Answer with a single number: the count of lines that hold "ylabel".

====================

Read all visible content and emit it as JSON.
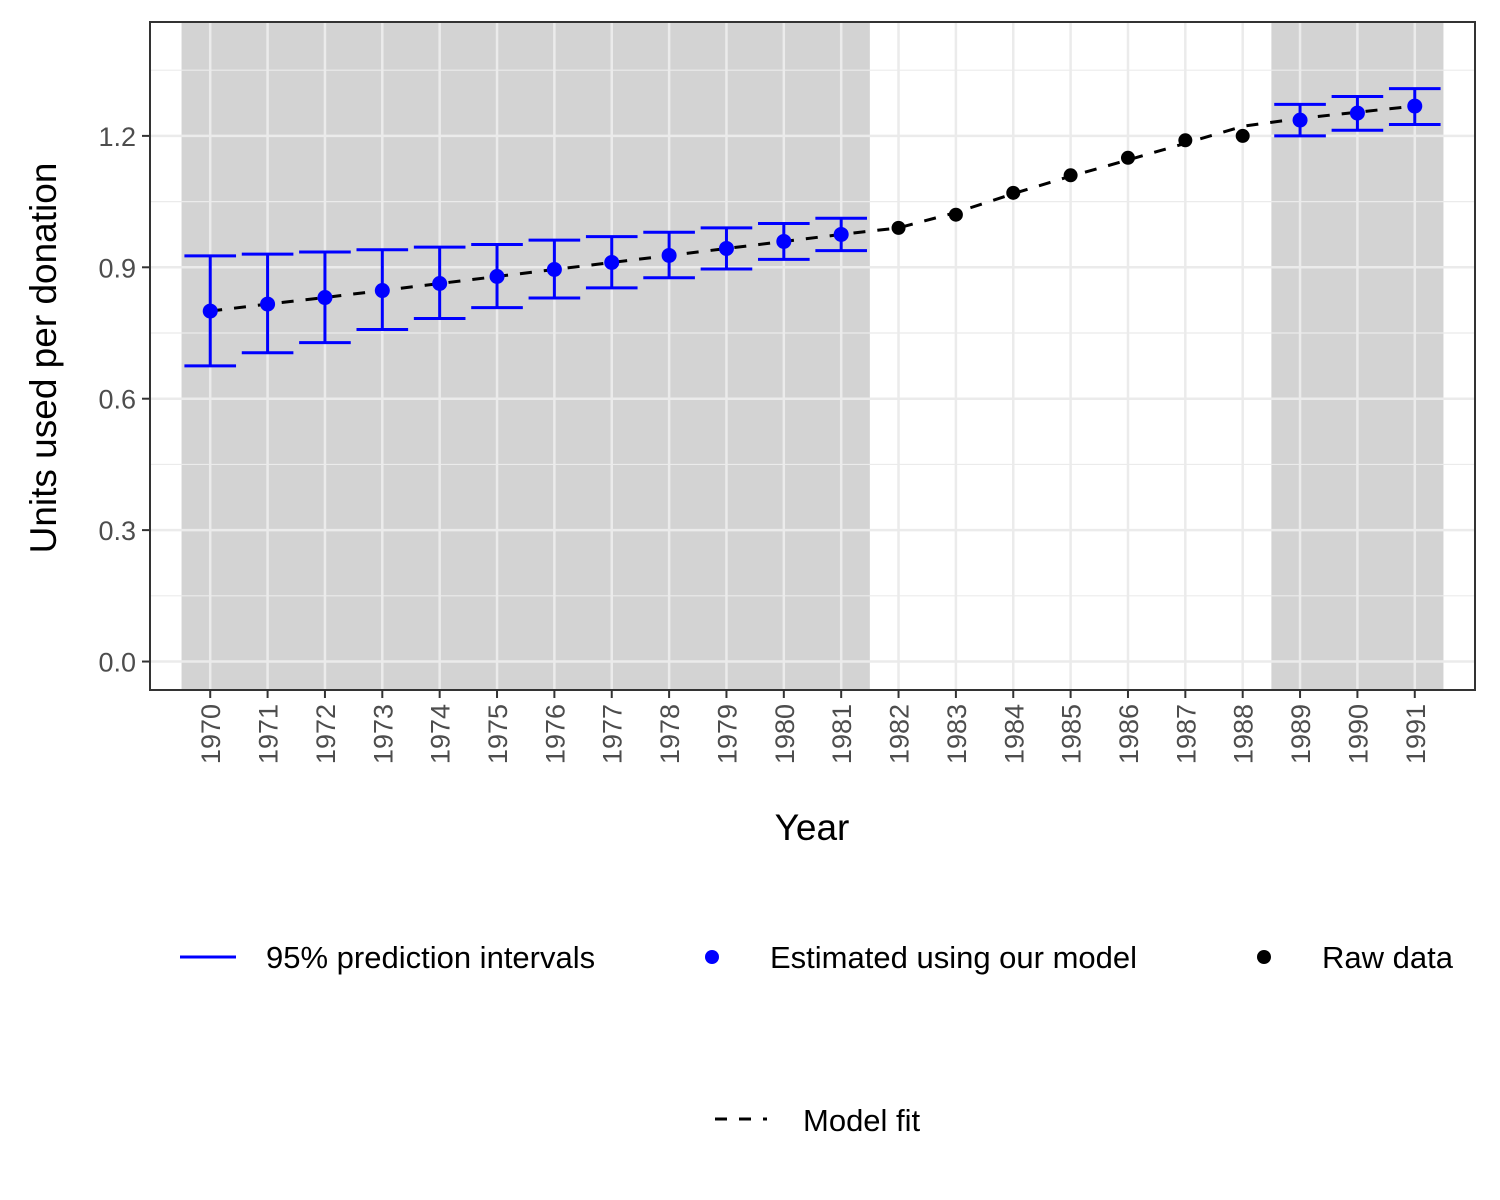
{
  "chart_data": {
    "type": "line",
    "xlabel": "Year",
    "ylabel": "Units used per donation",
    "ylim": [
      -0.065,
      1.46
    ],
    "yticks": [
      0.0,
      0.3,
      0.6,
      0.9,
      1.2
    ],
    "ytick_labels": [
      "0.0",
      "0.3",
      "0.6",
      "0.9",
      "1.2"
    ],
    "xlim": [
      1968.95,
      1992.05
    ],
    "x_tick_labels": [
      "1970",
      "1971",
      "1972",
      "1973",
      "1974",
      "1975",
      "1976",
      "1977",
      "1978",
      "1979",
      "1980",
      "1981",
      "1982",
      "1983",
      "1984",
      "1985",
      "1986",
      "1987",
      "1988",
      "1989",
      "1990",
      "1991"
    ],
    "grid": true,
    "legend_position": "bottom",
    "shaded_regions": [
      [
        1969.5,
        1981.5
      ],
      [
        1988.5,
        1991.5
      ]
    ],
    "colors": {
      "estimated": "#0000ff",
      "raw": "#000000",
      "shade": "#d3d3d3",
      "grid": "#ebebeb",
      "panel_border": "#333333",
      "tick": "#4d4d4d"
    },
    "series": [
      {
        "name": "Estimated using our model",
        "kind": "points-with-intervals",
        "x": [
          1970,
          1971,
          1972,
          1973,
          1974,
          1975,
          1976,
          1977,
          1978,
          1979,
          1980,
          1981,
          1989,
          1990,
          1991
        ],
        "y": [
          0.8,
          0.816,
          0.831,
          0.847,
          0.863,
          0.879,
          0.895,
          0.911,
          0.927,
          0.943,
          0.959,
          0.975,
          1.236,
          1.252,
          1.268
        ],
        "lower": [
          0.675,
          0.705,
          0.728,
          0.758,
          0.783,
          0.808,
          0.83,
          0.853,
          0.876,
          0.896,
          0.918,
          0.938,
          1.2,
          1.213,
          1.226
        ],
        "upper": [
          0.926,
          0.93,
          0.935,
          0.94,
          0.946,
          0.952,
          0.962,
          0.97,
          0.98,
          0.99,
          1.0,
          1.012,
          1.272,
          1.29,
          1.308
        ]
      },
      {
        "name": "Raw data",
        "kind": "points",
        "x": [
          1982,
          1983,
          1984,
          1985,
          1986,
          1987,
          1988
        ],
        "y": [
          0.99,
          1.02,
          1.07,
          1.11,
          1.15,
          1.19,
          1.2
        ]
      },
      {
        "name": "Model fit",
        "kind": "dashed-line",
        "x": [
          1970,
          1971,
          1972,
          1973,
          1974,
          1975,
          1976,
          1977,
          1978,
          1979,
          1980,
          1981,
          1982,
          1983,
          1984,
          1985,
          1986,
          1987,
          1988,
          1989,
          1990,
          1991
        ],
        "y": [
          0.8,
          0.816,
          0.831,
          0.847,
          0.863,
          0.879,
          0.895,
          0.911,
          0.927,
          0.943,
          0.959,
          0.975,
          0.99,
          1.025,
          1.068,
          1.108,
          1.145,
          1.183,
          1.222,
          1.24,
          1.254,
          1.268
        ]
      }
    ],
    "legend": {
      "intervals_label": "95% prediction intervals",
      "estimated_label": "Estimated using our model",
      "raw_label": "Raw data",
      "fit_label": "Model fit"
    }
  }
}
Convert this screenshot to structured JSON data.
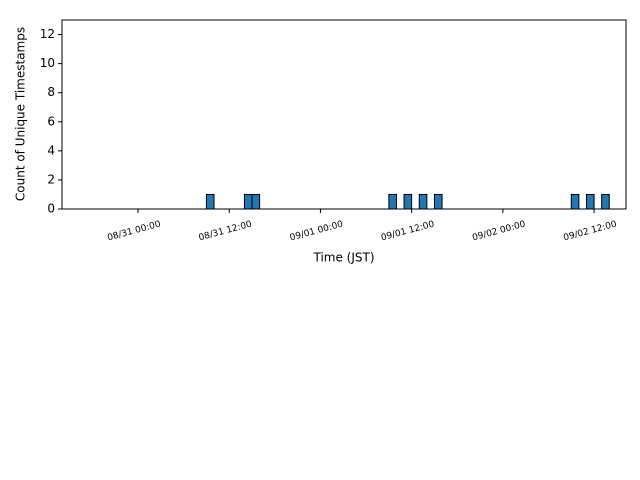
{
  "chart_data": {
    "type": "histogram",
    "xlabel": "Time (JST)",
    "ylabel": "Count of Unique Timestamps",
    "color": "#1f77b4",
    "edgecolor": "#000000",
    "bins": [
      "08/30 18:00",
      "08/30 19:00",
      "08/30 20:00",
      "08/30 21:00",
      "08/30 22:00",
      "08/30 23:00",
      "08/31 00:00",
      "08/31 01:00",
      "08/31 02:00",
      "08/31 03:00",
      "08/31 04:00",
      "08/31 05:00",
      "08/31 06:00",
      "08/31 07:00",
      "08/31 08:00",
      "08/31 09:00",
      "08/31 10:00",
      "08/31 11:00",
      "08/31 12:00",
      "08/31 13:00",
      "08/31 14:00",
      "08/31 15:00",
      "08/31 16:00",
      "08/31 17:00",
      "08/31 18:00",
      "08/31 19:00",
      "08/31 20:00",
      "08/31 21:00",
      "08/31 22:00",
      "08/31 23:00",
      "09/01 00:00",
      "09/01 01:00",
      "09/01 02:00",
      "09/01 03:00",
      "09/01 04:00",
      "09/01 05:00",
      "09/01 06:00",
      "09/01 07:00",
      "09/01 08:00",
      "09/01 09:00",
      "09/01 10:00",
      "09/01 11:00",
      "09/01 12:00",
      "09/01 13:00",
      "09/01 14:00",
      "09/01 15:00",
      "09/01 16:00",
      "09/01 17:00",
      "09/01 18:00",
      "09/01 19:00",
      "09/01 20:00",
      "09/01 21:00",
      "09/01 22:00",
      "09/01 23:00",
      "09/02 00:00",
      "09/02 01:00",
      "09/02 02:00",
      "09/02 03:00",
      "09/02 04:00",
      "09/02 05:00",
      "09/02 06:00",
      "09/02 07:00",
      "09/02 08:00",
      "09/02 09:00",
      "09/02 10:00",
      "09/02 11:00",
      "09/02 12:00",
      "09/02 13:00",
      "09/02 14:00"
    ],
    "counts": [
      0,
      0,
      0,
      0,
      0,
      0,
      0,
      0,
      0,
      0,
      0,
      0,
      0,
      0,
      0,
      1,
      0,
      0,
      0,
      0,
      1,
      1,
      0,
      0,
      0,
      0,
      0,
      0,
      0,
      0,
      0,
      0,
      0,
      0,
      0,
      0,
      0,
      0,
      0,
      1,
      0,
      1,
      0,
      1,
      0,
      1,
      0,
      0,
      0,
      0,
      0,
      0,
      0,
      0,
      0,
      0,
      0,
      0,
      0,
      0,
      0,
      0,
      0,
      1,
      0,
      1,
      0,
      1
    ],
    "xlim": [
      "08/30 14:00",
      "09/02 16:12"
    ],
    "xticks": [
      "08/31 00:00",
      "08/31 12:00",
      "09/01 00:00",
      "09/01 12:00",
      "09/02 00:00",
      "09/02 12:00"
    ],
    "ylim": [
      0,
      13
    ],
    "yticks": [
      0,
      2,
      4,
      6,
      8,
      10,
      12
    ]
  }
}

====================

▸ Result of this task
2